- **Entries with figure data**
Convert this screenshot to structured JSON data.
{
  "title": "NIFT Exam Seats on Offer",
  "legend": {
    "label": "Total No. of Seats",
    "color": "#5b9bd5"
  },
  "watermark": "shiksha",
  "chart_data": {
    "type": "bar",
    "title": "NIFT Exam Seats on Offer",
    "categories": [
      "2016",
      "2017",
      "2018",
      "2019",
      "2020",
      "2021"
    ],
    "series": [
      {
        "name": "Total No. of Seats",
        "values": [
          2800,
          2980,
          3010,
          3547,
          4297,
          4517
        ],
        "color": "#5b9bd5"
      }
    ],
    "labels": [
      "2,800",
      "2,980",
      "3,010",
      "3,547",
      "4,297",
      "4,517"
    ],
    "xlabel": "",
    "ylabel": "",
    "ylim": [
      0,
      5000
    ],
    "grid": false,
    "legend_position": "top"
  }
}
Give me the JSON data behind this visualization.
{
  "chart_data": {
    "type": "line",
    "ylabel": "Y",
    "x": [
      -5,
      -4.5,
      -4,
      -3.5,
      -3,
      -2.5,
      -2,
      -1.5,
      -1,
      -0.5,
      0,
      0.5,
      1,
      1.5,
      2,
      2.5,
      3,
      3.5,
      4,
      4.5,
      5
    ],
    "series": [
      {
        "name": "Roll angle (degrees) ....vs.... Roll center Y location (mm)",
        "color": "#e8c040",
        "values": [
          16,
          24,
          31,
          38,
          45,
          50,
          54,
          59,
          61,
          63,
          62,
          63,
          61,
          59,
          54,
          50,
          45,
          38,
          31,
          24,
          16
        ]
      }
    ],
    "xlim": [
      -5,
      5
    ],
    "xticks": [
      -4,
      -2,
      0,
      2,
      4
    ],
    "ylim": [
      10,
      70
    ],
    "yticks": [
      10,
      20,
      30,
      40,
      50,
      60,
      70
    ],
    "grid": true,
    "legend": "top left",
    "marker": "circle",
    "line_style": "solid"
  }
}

- **Given task**
Write out every record, exactly as written.

- **Exercise response**
Convert this screenshot to structured JSON data.
{
  "title": "NIFT Exam Seats on Offer",
  "legend": {
    "label": "Total No. of Seats",
    "color": "#5b9bd5"
  },
  "watermark": "shiksha",
  "chart_data": {
    "type": "bar",
    "title": "NIFT Exam Seats on Offer",
    "categories": [
      "2016",
      "2017",
      "2018",
      "2019",
      "2020",
      "2021"
    ],
    "series": [
      {
        "name": "Total No. of Seats",
        "values": [
          2800,
          2980,
          3010,
          3547,
          4297,
          4517
        ],
        "color": "#5b9bd5"
      }
    ],
    "labels": [
      "2,800",
      "2,980",
      "3,010",
      "3,547",
      "4,297",
      "4,517"
    ],
    "xlabel": "",
    "ylabel": "",
    "ylim": [
      0,
      5000
    ],
    "grid": false,
    "legend_position": "top"
  }
}
Give me the JSON data behind this visualization.
{
  "chart_data": {
    "type": "line",
    "ylabel": "Y",
    "x": [
      -5,
      -4.5,
      -4,
      -3.5,
      -3,
      -2.5,
      -2,
      -1.5,
      -1,
      -0.5,
      0,
      0.5,
      1,
      1.5,
      2,
      2.5,
      3,
      3.5,
      4,
      4.5,
      5
    ],
    "series": [
      {
        "name": "Roll angle (degrees) ....vs.... Roll center Y location (mm)",
        "color": "#e8c040",
        "values": [
          16,
          24,
          31,
          38,
          45,
          50,
          54,
          59,
          61,
          63,
          62,
          63,
          61,
          59,
          54,
          50,
          45,
          38,
          31,
          24,
          16
        ]
      }
    ],
    "xlim": [
      -5,
      5
    ],
    "xticks": [
      -4,
      -2,
      0,
      2,
      4
    ],
    "ylim": [
      10,
      70
    ],
    "yticks": [
      10,
      20,
      30,
      40,
      50,
      60,
      70
    ],
    "grid": true,
    "legend": "top left",
    "marker": "circle",
    "line_style": "solid"
  }
}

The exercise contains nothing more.